:: What you need to do ::
Skip every image and restate the data word for word.

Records
§

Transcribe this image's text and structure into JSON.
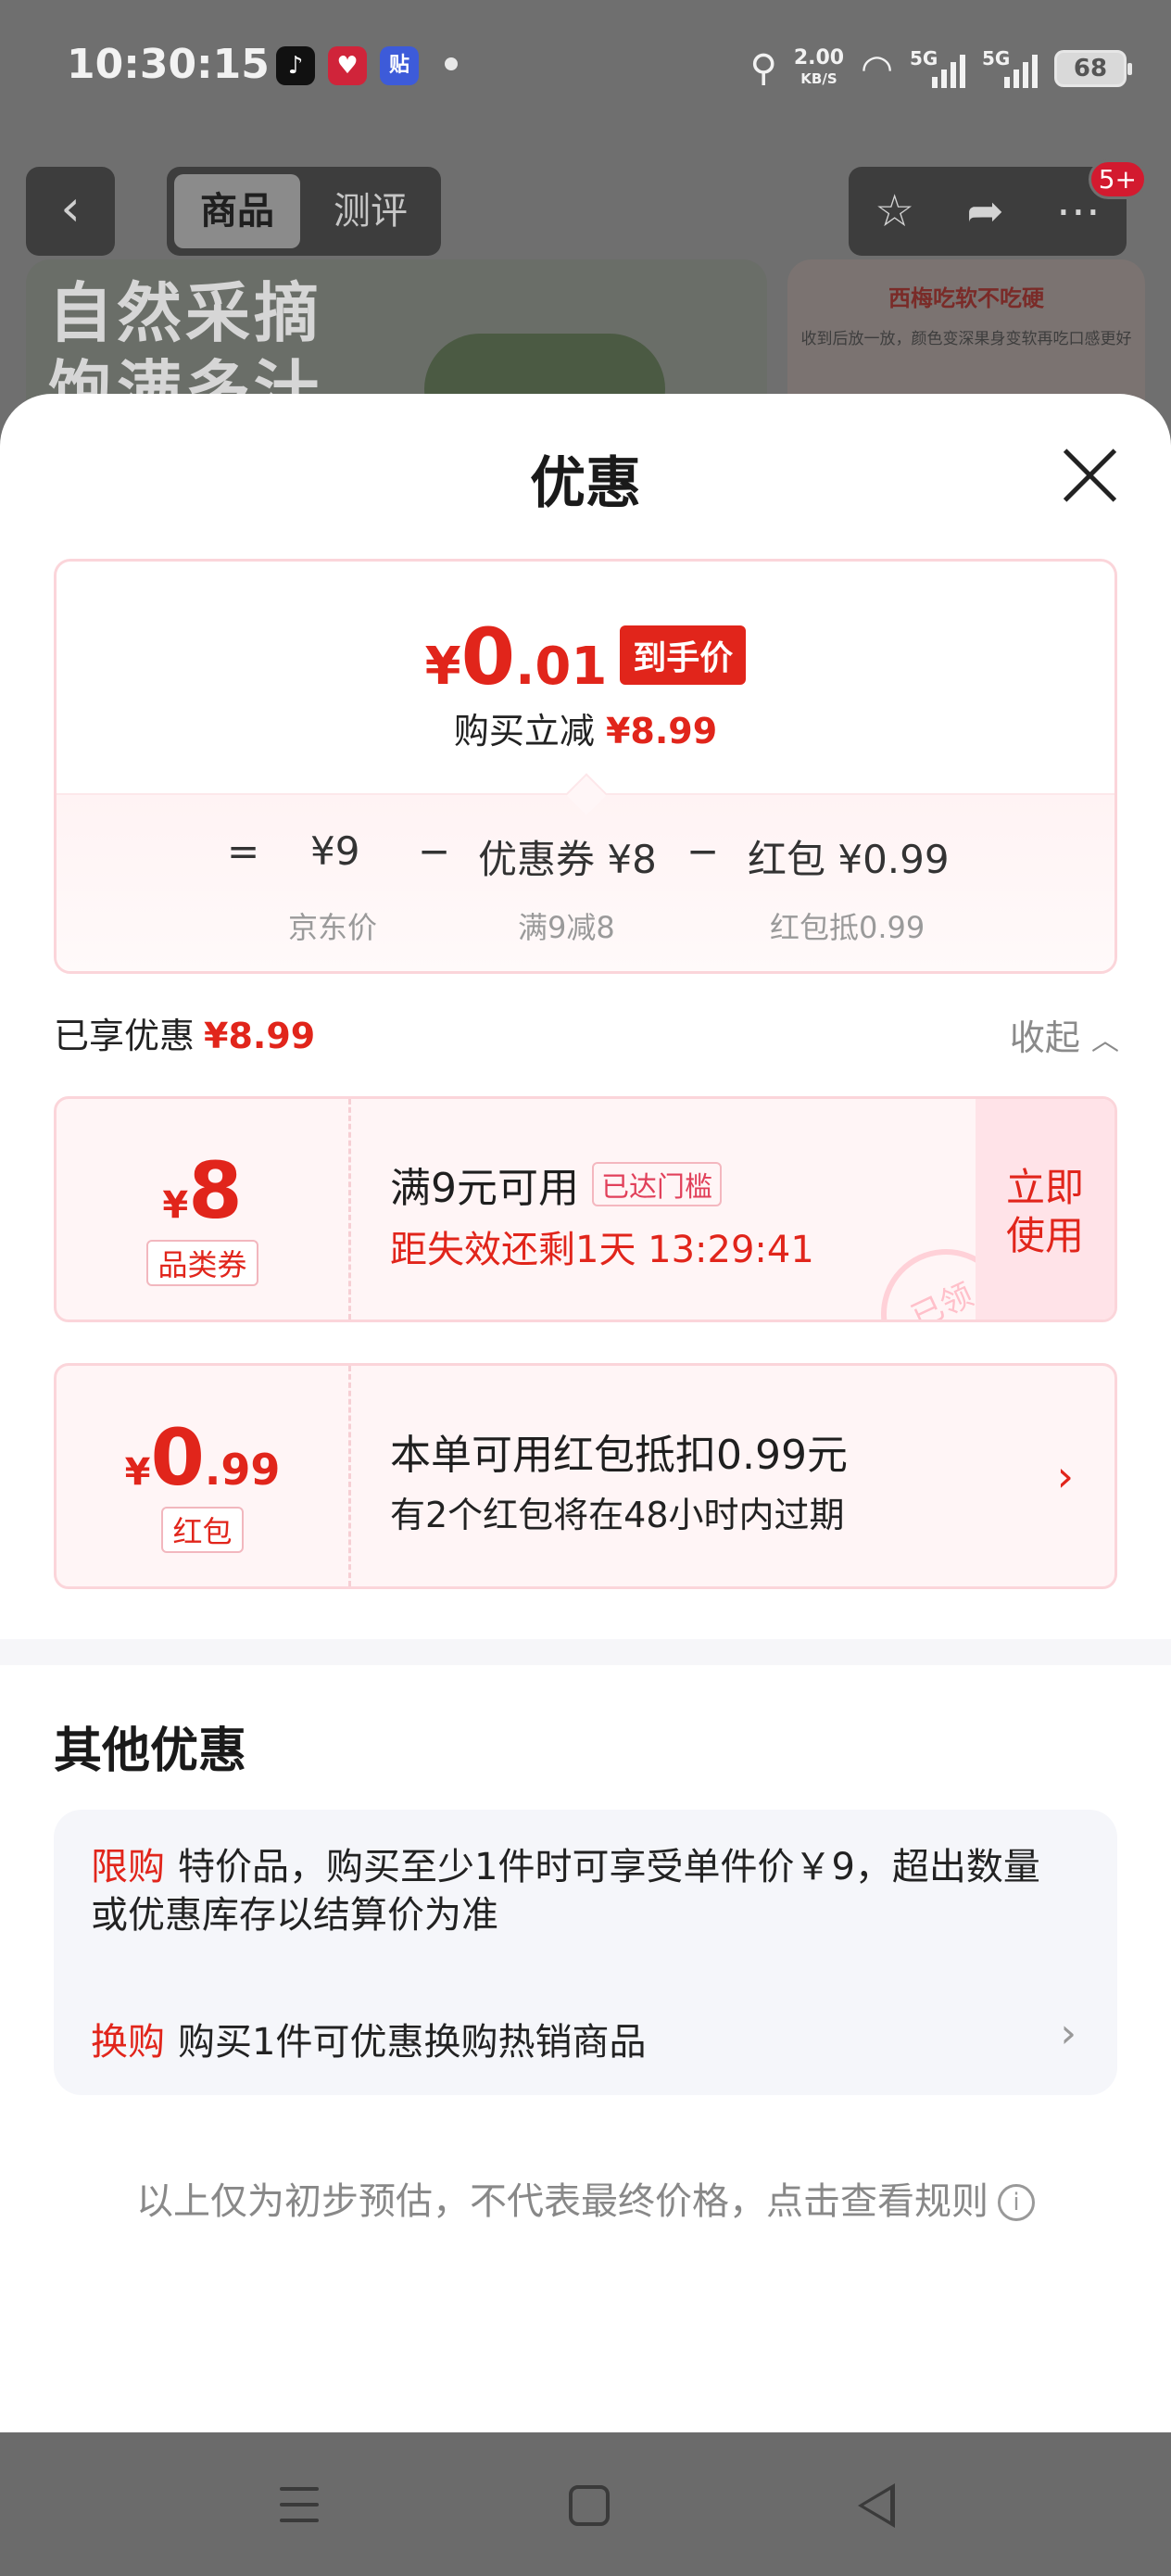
{
  "status_bar": {
    "time": "10:30:15",
    "speed_value": "2.00",
    "speed_unit": "KB/S",
    "net1": "5G",
    "net2": "5G",
    "battery": "68"
  },
  "top_nav": {
    "tab_goods": "商品",
    "tab_review": "测评",
    "badge": "5+"
  },
  "background": {
    "banner_line1": "自然采摘",
    "banner_line2": "饱满多汁",
    "side_title": "西梅吃软不吃硬",
    "side_sub": "收到后放一放，颜色变深果身变软再吃口感更好"
  },
  "sheet": {
    "title": "优惠",
    "price": {
      "yen": "¥",
      "int": "0",
      "dec": ".01",
      "tag": "到手价",
      "reduce_label": "购买立减",
      "reduce_value": "¥8.99"
    },
    "formula": {
      "eq": "=",
      "jd_price": "¥9",
      "minus1": "−",
      "coupon": "优惠券 ¥8",
      "minus2": "−",
      "redpack": "红包 ¥0.99",
      "jd_price_label": "京东价",
      "coupon_label": "满9减8",
      "redpack_label": "红包抵0.99"
    },
    "enjoyed_label": "已享优惠",
    "enjoyed_value": "¥8.99",
    "collapse_label": "收起",
    "coupon1": {
      "yen": "¥",
      "amount": "8",
      "type": "品类券",
      "title": "满9元可用",
      "threshold": "已达门槛",
      "countdown": "距失效还剩1天 13:29:41",
      "action_line1": "立即",
      "action_line2": "使用",
      "stamp": "已领"
    },
    "coupon2": {
      "yen": "¥",
      "amount": "0",
      "decimal": ".99",
      "type": "红包",
      "title": "本单可用红包抵扣0.99元",
      "subtitle": "有2个红包将在48小时内过期"
    },
    "other_title": "其他优惠",
    "other": {
      "limit_tag": "限购",
      "limit_text": "特价品，购买至少1件时可享受单件价￥9，超出数量或优惠库存以结算价为准",
      "swap_tag": "换购",
      "swap_text": "购买1件可优惠换购热销商品"
    },
    "note": "以上仅为初步预估，不代表最终价格，点击查看规则"
  },
  "colors": {
    "accent": "#e1251b",
    "coupon_bg": "#fff5f6",
    "coupon_border": "#fbd5da"
  }
}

§

:: Output below ::
Transcribe this image's text and structure into JSON.
{
  "status_bar": {
    "time": "10:30:15",
    "speed_value": "2.00",
    "speed_unit": "KB/S",
    "net1": "5G",
    "net2": "5G",
    "battery": "68"
  },
  "top_nav": {
    "tab_goods": "商品",
    "tab_review": "测评",
    "badge": "5+"
  },
  "background": {
    "banner_line1": "自然采摘",
    "banner_line2": "饱满多汁",
    "side_title": "西梅吃软不吃硬",
    "side_sub": "收到后放一放，颜色变深果身变软再吃口感更好"
  },
  "sheet": {
    "title": "优惠",
    "price": {
      "yen": "¥",
      "int": "0",
      "dec": ".01",
      "tag": "到手价",
      "reduce_label": "购买立减",
      "reduce_value": "¥8.99"
    },
    "formula": {
      "eq": "=",
      "jd_price": "¥9",
      "minus1": "−",
      "coupon": "优惠券 ¥8",
      "minus2": "−",
      "redpack": "红包 ¥0.99",
      "jd_price_label": "京东价",
      "coupon_label": "满9减8",
      "redpack_label": "红包抵0.99"
    },
    "enjoyed_label": "已享优惠",
    "enjoyed_value": "¥8.99",
    "collapse_label": "收起",
    "coupon1": {
      "yen": "¥",
      "amount": "8",
      "type": "品类券",
      "title": "满9元可用",
      "threshold": "已达门槛",
      "countdown": "距失效还剩1天 13:29:41",
      "action_line1": "立即",
      "action_line2": "使用",
      "stamp": "已领"
    },
    "coupon2": {
      "yen": "¥",
      "amount": "0",
      "decimal": ".99",
      "type": "红包",
      "title": "本单可用红包抵扣0.99元",
      "subtitle": "有2个红包将在48小时内过期"
    },
    "other_title": "其他优惠",
    "other": {
      "limit_tag": "限购",
      "limit_text": "特价品，购买至少1件时可享受单件价￥9，超出数量或优惠库存以结算价为准",
      "swap_tag": "换购",
      "swap_text": "购买1件可优惠换购热销商品"
    },
    "note": "以上仅为初步预估，不代表最终价格，点击查看规则"
  },
  "colors": {
    "accent": "#e1251b",
    "coupon_bg": "#fff5f6",
    "coupon_border": "#fbd5da"
  }
}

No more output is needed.